# MATERIALS PROVIDED start

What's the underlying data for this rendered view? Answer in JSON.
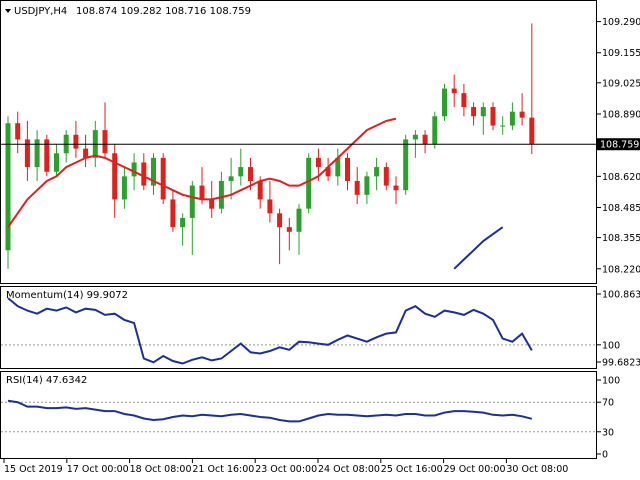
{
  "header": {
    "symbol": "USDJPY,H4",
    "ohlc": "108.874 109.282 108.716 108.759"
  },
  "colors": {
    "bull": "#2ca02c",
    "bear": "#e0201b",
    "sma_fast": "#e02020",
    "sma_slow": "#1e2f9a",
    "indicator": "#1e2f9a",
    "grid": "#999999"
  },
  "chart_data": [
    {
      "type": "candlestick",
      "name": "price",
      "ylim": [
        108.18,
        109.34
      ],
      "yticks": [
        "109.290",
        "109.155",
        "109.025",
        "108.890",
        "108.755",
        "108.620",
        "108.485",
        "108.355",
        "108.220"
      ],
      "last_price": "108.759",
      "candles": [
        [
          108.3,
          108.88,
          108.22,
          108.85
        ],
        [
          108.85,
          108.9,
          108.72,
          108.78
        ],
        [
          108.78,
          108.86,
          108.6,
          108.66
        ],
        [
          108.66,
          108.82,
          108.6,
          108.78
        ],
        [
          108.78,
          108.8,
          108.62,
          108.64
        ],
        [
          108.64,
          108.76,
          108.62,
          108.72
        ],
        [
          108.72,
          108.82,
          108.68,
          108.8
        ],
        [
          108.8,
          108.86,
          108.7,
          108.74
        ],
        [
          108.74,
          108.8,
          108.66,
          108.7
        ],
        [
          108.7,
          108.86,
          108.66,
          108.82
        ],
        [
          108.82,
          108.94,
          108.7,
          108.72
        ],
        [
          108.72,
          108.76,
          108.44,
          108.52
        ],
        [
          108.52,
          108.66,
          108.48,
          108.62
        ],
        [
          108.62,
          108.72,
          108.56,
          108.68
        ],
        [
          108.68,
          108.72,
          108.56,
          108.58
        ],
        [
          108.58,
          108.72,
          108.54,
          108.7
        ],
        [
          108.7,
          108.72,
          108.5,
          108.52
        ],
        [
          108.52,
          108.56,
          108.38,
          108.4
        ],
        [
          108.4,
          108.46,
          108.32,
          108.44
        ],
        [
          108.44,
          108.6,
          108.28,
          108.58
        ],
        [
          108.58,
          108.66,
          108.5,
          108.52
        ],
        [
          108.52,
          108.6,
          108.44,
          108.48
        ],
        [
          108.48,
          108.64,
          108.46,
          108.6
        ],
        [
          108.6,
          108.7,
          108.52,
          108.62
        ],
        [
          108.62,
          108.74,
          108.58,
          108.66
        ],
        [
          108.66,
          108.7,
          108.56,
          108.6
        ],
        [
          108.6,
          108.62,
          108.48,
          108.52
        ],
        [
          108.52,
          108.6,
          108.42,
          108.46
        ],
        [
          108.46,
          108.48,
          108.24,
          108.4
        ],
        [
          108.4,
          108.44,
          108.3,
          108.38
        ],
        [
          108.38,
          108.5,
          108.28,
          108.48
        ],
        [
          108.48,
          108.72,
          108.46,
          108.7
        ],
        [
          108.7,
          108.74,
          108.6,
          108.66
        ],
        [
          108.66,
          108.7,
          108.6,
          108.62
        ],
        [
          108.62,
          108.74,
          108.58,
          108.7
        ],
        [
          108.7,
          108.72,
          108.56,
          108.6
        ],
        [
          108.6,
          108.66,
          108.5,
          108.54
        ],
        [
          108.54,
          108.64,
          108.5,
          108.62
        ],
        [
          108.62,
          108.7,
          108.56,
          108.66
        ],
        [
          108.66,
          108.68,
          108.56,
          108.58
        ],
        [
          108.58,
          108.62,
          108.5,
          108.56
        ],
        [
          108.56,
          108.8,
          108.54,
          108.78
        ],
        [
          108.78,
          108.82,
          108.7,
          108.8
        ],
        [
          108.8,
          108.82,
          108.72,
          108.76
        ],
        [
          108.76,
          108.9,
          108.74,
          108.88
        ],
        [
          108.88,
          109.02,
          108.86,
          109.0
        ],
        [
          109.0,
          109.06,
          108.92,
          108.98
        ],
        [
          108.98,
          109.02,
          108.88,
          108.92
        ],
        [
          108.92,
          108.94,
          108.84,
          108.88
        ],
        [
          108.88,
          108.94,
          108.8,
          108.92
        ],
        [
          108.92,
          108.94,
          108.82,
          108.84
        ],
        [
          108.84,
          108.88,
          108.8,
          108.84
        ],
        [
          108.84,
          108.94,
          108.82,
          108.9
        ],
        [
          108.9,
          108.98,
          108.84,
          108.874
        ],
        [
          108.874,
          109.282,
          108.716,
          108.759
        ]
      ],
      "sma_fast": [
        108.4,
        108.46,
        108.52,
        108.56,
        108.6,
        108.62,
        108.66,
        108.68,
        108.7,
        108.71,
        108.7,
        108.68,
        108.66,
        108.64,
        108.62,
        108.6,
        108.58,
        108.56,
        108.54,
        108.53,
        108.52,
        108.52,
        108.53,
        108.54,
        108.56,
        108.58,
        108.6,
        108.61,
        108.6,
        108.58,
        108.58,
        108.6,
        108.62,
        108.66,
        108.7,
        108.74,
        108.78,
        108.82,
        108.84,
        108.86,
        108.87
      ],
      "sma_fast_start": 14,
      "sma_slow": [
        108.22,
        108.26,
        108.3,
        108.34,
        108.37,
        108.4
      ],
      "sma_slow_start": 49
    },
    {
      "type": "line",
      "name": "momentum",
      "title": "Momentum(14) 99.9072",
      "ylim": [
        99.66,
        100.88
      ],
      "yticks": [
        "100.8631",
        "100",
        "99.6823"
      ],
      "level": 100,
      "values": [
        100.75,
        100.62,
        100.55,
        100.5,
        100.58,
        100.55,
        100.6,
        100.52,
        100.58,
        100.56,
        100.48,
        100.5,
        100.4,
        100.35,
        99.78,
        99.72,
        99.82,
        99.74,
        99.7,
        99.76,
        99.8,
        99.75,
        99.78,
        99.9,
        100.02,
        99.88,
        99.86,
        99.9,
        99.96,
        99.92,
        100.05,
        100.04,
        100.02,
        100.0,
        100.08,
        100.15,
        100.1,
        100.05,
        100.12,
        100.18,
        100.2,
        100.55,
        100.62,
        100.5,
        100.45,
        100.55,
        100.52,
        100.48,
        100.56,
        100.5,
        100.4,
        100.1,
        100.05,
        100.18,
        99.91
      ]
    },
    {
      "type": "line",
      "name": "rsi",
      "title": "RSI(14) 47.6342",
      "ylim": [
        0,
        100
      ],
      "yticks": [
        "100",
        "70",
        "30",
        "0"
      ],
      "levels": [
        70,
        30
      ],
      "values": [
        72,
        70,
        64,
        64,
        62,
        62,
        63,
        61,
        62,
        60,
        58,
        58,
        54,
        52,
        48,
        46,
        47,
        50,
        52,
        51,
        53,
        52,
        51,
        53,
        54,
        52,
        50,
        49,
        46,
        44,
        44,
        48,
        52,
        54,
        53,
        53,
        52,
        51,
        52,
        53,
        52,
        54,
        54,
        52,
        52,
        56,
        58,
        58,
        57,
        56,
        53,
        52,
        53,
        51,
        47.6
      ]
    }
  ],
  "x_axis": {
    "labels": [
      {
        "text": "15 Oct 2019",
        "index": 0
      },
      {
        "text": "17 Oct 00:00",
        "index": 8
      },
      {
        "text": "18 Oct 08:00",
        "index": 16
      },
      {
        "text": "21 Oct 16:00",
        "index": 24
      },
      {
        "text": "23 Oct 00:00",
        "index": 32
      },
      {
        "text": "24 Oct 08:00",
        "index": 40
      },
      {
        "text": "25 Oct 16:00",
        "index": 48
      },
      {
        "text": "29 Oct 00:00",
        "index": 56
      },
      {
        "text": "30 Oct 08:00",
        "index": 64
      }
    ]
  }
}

# MATERIALS PROVIDED end

PROBLEM TO SOLVE:
Extract the full listing above verbatim; pictures are to be left out of the copy.

SOLUTION FOR THIS PROBLEM:
What's the underlying data for this rendered view? Answer in JSON.
{
  "header": {
    "symbol": "USDJPY,H4",
    "ohlc": "108.874 109.282 108.716 108.759"
  },
  "colors": {
    "bull": "#2ca02c",
    "bear": "#e0201b",
    "sma_fast": "#e02020",
    "sma_slow": "#1e2f9a",
    "indicator": "#1e2f9a",
    "grid": "#999999"
  },
  "chart_data": [
    {
      "type": "candlestick",
      "name": "price",
      "ylim": [
        108.18,
        109.34
      ],
      "yticks": [
        "109.290",
        "109.155",
        "109.025",
        "108.890",
        "108.755",
        "108.620",
        "108.485",
        "108.355",
        "108.220"
      ],
      "last_price": "108.759",
      "candles": [
        [
          108.3,
          108.88,
          108.22,
          108.85
        ],
        [
          108.85,
          108.9,
          108.72,
          108.78
        ],
        [
          108.78,
          108.86,
          108.6,
          108.66
        ],
        [
          108.66,
          108.82,
          108.6,
          108.78
        ],
        [
          108.78,
          108.8,
          108.62,
          108.64
        ],
        [
          108.64,
          108.76,
          108.62,
          108.72
        ],
        [
          108.72,
          108.82,
          108.68,
          108.8
        ],
        [
          108.8,
          108.86,
          108.7,
          108.74
        ],
        [
          108.74,
          108.8,
          108.66,
          108.7
        ],
        [
          108.7,
          108.86,
          108.66,
          108.82
        ],
        [
          108.82,
          108.94,
          108.7,
          108.72
        ],
        [
          108.72,
          108.76,
          108.44,
          108.52
        ],
        [
          108.52,
          108.66,
          108.48,
          108.62
        ],
        [
          108.62,
          108.72,
          108.56,
          108.68
        ],
        [
          108.68,
          108.72,
          108.56,
          108.58
        ],
        [
          108.58,
          108.72,
          108.54,
          108.7
        ],
        [
          108.7,
          108.72,
          108.5,
          108.52
        ],
        [
          108.52,
          108.56,
          108.38,
          108.4
        ],
        [
          108.4,
          108.46,
          108.32,
          108.44
        ],
        [
          108.44,
          108.6,
          108.28,
          108.58
        ],
        [
          108.58,
          108.66,
          108.5,
          108.52
        ],
        [
          108.52,
          108.6,
          108.44,
          108.48
        ],
        [
          108.48,
          108.64,
          108.46,
          108.6
        ],
        [
          108.6,
          108.7,
          108.52,
          108.62
        ],
        [
          108.62,
          108.74,
          108.58,
          108.66
        ],
        [
          108.66,
          108.7,
          108.56,
          108.6
        ],
        [
          108.6,
          108.62,
          108.48,
          108.52
        ],
        [
          108.52,
          108.6,
          108.42,
          108.46
        ],
        [
          108.46,
          108.48,
          108.24,
          108.4
        ],
        [
          108.4,
          108.44,
          108.3,
          108.38
        ],
        [
          108.38,
          108.5,
          108.28,
          108.48
        ],
        [
          108.48,
          108.72,
          108.46,
          108.7
        ],
        [
          108.7,
          108.74,
          108.6,
          108.66
        ],
        [
          108.66,
          108.7,
          108.6,
          108.62
        ],
        [
          108.62,
          108.74,
          108.58,
          108.7
        ],
        [
          108.7,
          108.72,
          108.56,
          108.6
        ],
        [
          108.6,
          108.66,
          108.5,
          108.54
        ],
        [
          108.54,
          108.64,
          108.5,
          108.62
        ],
        [
          108.62,
          108.7,
          108.56,
          108.66
        ],
        [
          108.66,
          108.68,
          108.56,
          108.58
        ],
        [
          108.58,
          108.62,
          108.5,
          108.56
        ],
        [
          108.56,
          108.8,
          108.54,
          108.78
        ],
        [
          108.78,
          108.82,
          108.7,
          108.8
        ],
        [
          108.8,
          108.82,
          108.72,
          108.76
        ],
        [
          108.76,
          108.9,
          108.74,
          108.88
        ],
        [
          108.88,
          109.02,
          108.86,
          109.0
        ],
        [
          109.0,
          109.06,
          108.92,
          108.98
        ],
        [
          108.98,
          109.02,
          108.88,
          108.92
        ],
        [
          108.92,
          108.94,
          108.84,
          108.88
        ],
        [
          108.88,
          108.94,
          108.8,
          108.92
        ],
        [
          108.92,
          108.94,
          108.82,
          108.84
        ],
        [
          108.84,
          108.88,
          108.8,
          108.84
        ],
        [
          108.84,
          108.94,
          108.82,
          108.9
        ],
        [
          108.9,
          108.98,
          108.84,
          108.874
        ],
        [
          108.874,
          109.282,
          108.716,
          108.759
        ]
      ],
      "sma_fast": [
        108.4,
        108.46,
        108.52,
        108.56,
        108.6,
        108.62,
        108.66,
        108.68,
        108.7,
        108.71,
        108.7,
        108.68,
        108.66,
        108.64,
        108.62,
        108.6,
        108.58,
        108.56,
        108.54,
        108.53,
        108.52,
        108.52,
        108.53,
        108.54,
        108.56,
        108.58,
        108.6,
        108.61,
        108.6,
        108.58,
        108.58,
        108.6,
        108.62,
        108.66,
        108.7,
        108.74,
        108.78,
        108.82,
        108.84,
        108.86,
        108.87
      ],
      "sma_fast_start": 14,
      "sma_slow": [
        108.22,
        108.26,
        108.3,
        108.34,
        108.37,
        108.4
      ],
      "sma_slow_start": 49
    },
    {
      "type": "line",
      "name": "momentum",
      "title": "Momentum(14) 99.9072",
      "ylim": [
        99.66,
        100.88
      ],
      "yticks": [
        "100.8631",
        "100",
        "99.6823"
      ],
      "level": 100,
      "values": [
        100.75,
        100.62,
        100.55,
        100.5,
        100.58,
        100.55,
        100.6,
        100.52,
        100.58,
        100.56,
        100.48,
        100.5,
        100.4,
        100.35,
        99.78,
        99.72,
        99.82,
        99.74,
        99.7,
        99.76,
        99.8,
        99.75,
        99.78,
        99.9,
        100.02,
        99.88,
        99.86,
        99.9,
        99.96,
        99.92,
        100.05,
        100.04,
        100.02,
        100.0,
        100.08,
        100.15,
        100.1,
        100.05,
        100.12,
        100.18,
        100.2,
        100.55,
        100.62,
        100.5,
        100.45,
        100.55,
        100.52,
        100.48,
        100.56,
        100.5,
        100.4,
        100.1,
        100.05,
        100.18,
        99.91
      ]
    },
    {
      "type": "line",
      "name": "rsi",
      "title": "RSI(14) 47.6342",
      "ylim": [
        0,
        100
      ],
      "yticks": [
        "100",
        "70",
        "30",
        "0"
      ],
      "levels": [
        70,
        30
      ],
      "values": [
        72,
        70,
        64,
        64,
        62,
        62,
        63,
        61,
        62,
        60,
        58,
        58,
        54,
        52,
        48,
        46,
        47,
        50,
        52,
        51,
        53,
        52,
        51,
        53,
        54,
        52,
        50,
        49,
        46,
        44,
        44,
        48,
        52,
        54,
        53,
        53,
        52,
        51,
        52,
        53,
        52,
        54,
        54,
        52,
        52,
        56,
        58,
        58,
        57,
        56,
        53,
        52,
        53,
        51,
        47.6
      ]
    }
  ],
  "x_axis": {
    "labels": [
      {
        "text": "15 Oct 2019",
        "index": 0
      },
      {
        "text": "17 Oct 00:00",
        "index": 8
      },
      {
        "text": "18 Oct 08:00",
        "index": 16
      },
      {
        "text": "21 Oct 16:00",
        "index": 24
      },
      {
        "text": "23 Oct 00:00",
        "index": 32
      },
      {
        "text": "24 Oct 08:00",
        "index": 40
      },
      {
        "text": "25 Oct 16:00",
        "index": 48
      },
      {
        "text": "29 Oct 00:00",
        "index": 56
      },
      {
        "text": "30 Oct 08:00",
        "index": 64
      }
    ]
  }
}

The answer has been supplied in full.